GIVEN EXERCISE
Scan the lines below for the word "this". Copy each line you find it in.

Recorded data

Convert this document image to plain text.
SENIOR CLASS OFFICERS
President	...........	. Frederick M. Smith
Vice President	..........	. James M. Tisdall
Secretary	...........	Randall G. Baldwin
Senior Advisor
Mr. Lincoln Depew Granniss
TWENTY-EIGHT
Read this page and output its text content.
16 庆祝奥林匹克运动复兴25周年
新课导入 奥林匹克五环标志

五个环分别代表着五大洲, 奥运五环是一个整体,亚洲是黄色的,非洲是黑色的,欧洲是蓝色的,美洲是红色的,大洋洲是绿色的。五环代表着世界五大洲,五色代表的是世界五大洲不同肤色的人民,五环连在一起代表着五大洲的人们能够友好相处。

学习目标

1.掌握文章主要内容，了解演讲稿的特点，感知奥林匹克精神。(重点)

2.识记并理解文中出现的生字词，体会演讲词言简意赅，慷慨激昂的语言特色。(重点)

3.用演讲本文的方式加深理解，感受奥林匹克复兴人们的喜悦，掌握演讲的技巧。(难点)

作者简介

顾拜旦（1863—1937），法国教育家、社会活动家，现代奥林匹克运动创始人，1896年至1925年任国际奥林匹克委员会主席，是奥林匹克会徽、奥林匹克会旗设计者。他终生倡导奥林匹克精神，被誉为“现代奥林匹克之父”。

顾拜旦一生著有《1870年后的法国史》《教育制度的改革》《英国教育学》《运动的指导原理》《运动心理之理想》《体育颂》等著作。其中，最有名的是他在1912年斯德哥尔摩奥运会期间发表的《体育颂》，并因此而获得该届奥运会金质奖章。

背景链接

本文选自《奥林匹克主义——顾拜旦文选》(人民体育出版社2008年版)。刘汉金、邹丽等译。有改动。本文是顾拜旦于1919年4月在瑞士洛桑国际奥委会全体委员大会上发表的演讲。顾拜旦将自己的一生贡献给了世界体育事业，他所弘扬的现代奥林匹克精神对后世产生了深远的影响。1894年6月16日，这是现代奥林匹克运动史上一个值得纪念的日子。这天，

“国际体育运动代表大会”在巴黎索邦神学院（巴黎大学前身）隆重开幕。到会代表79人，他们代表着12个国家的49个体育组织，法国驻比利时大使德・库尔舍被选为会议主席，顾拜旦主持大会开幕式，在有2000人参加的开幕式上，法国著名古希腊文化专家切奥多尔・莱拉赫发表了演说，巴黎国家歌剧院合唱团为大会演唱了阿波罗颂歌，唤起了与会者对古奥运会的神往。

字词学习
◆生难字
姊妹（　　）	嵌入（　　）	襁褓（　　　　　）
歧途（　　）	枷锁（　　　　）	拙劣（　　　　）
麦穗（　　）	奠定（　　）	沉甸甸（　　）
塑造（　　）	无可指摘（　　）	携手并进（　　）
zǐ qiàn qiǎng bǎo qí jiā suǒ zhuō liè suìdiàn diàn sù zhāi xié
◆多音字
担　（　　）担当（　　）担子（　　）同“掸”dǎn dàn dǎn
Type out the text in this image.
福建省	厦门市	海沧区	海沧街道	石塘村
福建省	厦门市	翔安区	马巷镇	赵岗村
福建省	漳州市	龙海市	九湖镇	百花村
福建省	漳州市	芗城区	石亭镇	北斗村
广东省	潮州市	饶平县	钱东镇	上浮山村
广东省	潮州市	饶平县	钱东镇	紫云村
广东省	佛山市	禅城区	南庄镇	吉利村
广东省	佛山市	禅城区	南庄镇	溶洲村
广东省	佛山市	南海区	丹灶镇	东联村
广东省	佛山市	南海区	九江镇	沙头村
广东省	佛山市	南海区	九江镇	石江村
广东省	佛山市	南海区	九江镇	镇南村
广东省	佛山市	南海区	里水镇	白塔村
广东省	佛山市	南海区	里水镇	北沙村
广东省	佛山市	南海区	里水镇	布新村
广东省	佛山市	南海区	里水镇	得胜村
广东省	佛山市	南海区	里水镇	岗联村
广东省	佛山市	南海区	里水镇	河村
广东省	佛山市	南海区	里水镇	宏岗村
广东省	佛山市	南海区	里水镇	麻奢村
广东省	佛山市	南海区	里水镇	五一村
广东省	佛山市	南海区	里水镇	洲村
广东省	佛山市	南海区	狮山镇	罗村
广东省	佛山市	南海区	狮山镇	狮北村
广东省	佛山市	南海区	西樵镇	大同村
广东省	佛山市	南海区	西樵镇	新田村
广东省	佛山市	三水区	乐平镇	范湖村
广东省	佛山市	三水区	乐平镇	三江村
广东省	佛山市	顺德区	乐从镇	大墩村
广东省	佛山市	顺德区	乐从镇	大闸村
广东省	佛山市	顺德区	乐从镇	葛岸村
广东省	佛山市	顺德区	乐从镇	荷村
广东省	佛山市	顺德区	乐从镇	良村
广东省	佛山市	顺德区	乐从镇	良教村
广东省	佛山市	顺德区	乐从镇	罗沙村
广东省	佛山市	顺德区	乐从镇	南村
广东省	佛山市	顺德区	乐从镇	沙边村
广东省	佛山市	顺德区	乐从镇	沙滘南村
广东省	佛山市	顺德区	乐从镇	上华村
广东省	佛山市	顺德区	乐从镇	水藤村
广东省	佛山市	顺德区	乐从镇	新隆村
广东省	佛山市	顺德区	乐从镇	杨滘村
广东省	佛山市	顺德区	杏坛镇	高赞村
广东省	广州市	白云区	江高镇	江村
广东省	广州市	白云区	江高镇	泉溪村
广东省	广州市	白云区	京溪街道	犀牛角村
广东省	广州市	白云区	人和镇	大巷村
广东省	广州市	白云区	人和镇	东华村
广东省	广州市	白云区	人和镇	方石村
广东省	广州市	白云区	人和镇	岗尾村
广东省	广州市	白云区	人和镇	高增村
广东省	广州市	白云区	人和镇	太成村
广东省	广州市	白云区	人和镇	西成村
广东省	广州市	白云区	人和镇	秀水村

EXERCISE ANSWER
Convert this document image to plain text.
Read this page and output its text content.
Type out the text in this image.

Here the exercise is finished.